+++ Data shown

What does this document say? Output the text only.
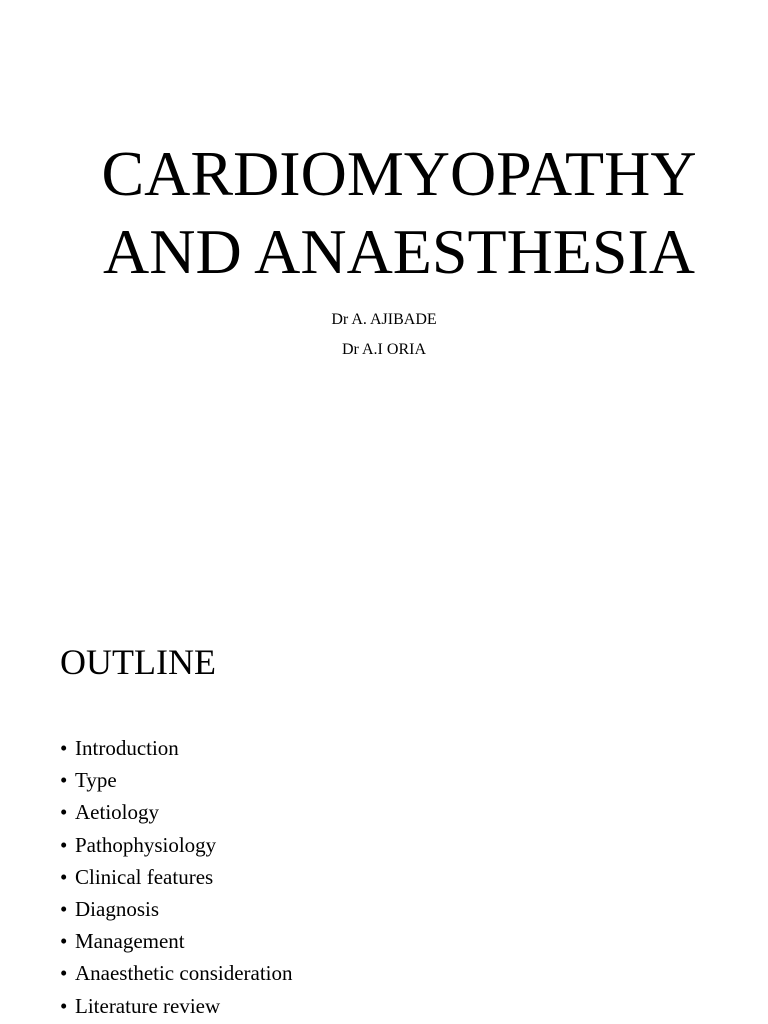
CARDIOMYOPATHY
AND ANAESTHESIA
Dr A. AJIBADE
Dr A.I ORIA
OUTLINE
• Introduction
• Type
• Aetiology
• Pathophysiology
• Clinical features
• Diagnosis
• Management
• Anaesthetic consideration
• Literature review
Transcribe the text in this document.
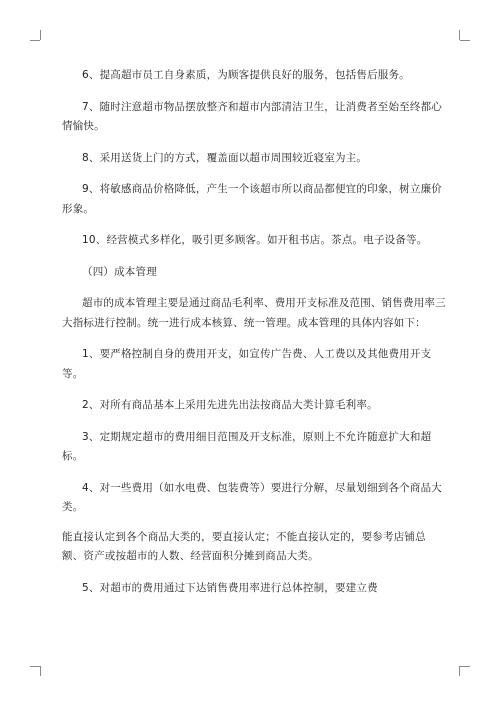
6、提高超市员工自身素质，为顾客提供良好的服务，包括售后服务。

7、随时注意超市物品摆放整齐和超市内部清洁卫生，让消费者至始至终都心情愉快。

8、采用送货上门的方式，覆盖面以超市周围较近寝室为主。

9、将敏感商品价格降低，产生一个该超市所以商品都便宜的印象，树立廉价形象。

10、经营模式多样化，吸引更多顾客。如开租书店。茶点。电子设备等。

（四）成本管理

超市的成本管理主要是通过商品毛利率、费用开支标准及范围、销售费用率三大指标进行控制。统一进行成本核算、统一管理。成本管理的具体内容如下：

1、要严格控制自身的费用开支，如宣传广告费、人工费以及其他费用开支等。

2、对所有商品基本上采用先进先出法按商品大类计算毛利率。

3、定期规定超市的费用细目范围及开支标准，原则上不允许随意扩大和超标。

4、对一些费用（如水电费、包装费等）要进行分解，尽量划细到各个商品大类。

能直接认定到各个商品大类的，要直接认定；不能直接认定的，要参考店铺总额、资产或按超市的人数、经营面积分摊到商品大类。

5、对超市的费用通过下达销售费用率进行总体控制，要建立费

++++++

*Given problem*:
Strip the images and reproduce the remaining records precisely.

*Exercise output*:
What does this document say? Output the text only.
CARDIOMYOPATHY
AND ANAESTHESIA
Dr A. AJIBADE
Dr A.I ORIA
OUTLINE
• Introduction
• Type
• Aetiology
• Pathophysiology
• Clinical features
• Diagnosis
• Management
• Anaesthetic consideration
• Literature review
Transcribe the text in this document.
6、提高超市员工自身素质，为顾客提供良好的服务，包括售后服务。

7、随时注意超市物品摆放整齐和超市内部清洁卫生，让消费者至始至终都心情愉快。

8、采用送货上门的方式，覆盖面以超市周围较近寝室为主。

9、将敏感商品价格降低，产生一个该超市所以商品都便宜的印象，树立廉价形象。

10、经营模式多样化，吸引更多顾客。如开租书店。茶点。电子设备等。

（四）成本管理

超市的成本管理主要是通过商品毛利率、费用开支标准及范围、销售费用率三大指标进行控制。统一进行成本核算、统一管理。成本管理的具体内容如下：

1、要严格控制自身的费用开支，如宣传广告费、人工费以及其他费用开支等。

2、对所有商品基本上采用先进先出法按商品大类计算毛利率。

3、定期规定超市的费用细目范围及开支标准，原则上不允许随意扩大和超标。

4、对一些费用（如水电费、包装费等）要进行分解，尽量划细到各个商品大类。

能直接认定到各个商品大类的，要直接认定；不能直接认定的，要参考店铺总额、资产或按超市的人数、经营面积分摊到商品大类。

5、对超市的费用通过下达销售费用率进行总体控制，要建立费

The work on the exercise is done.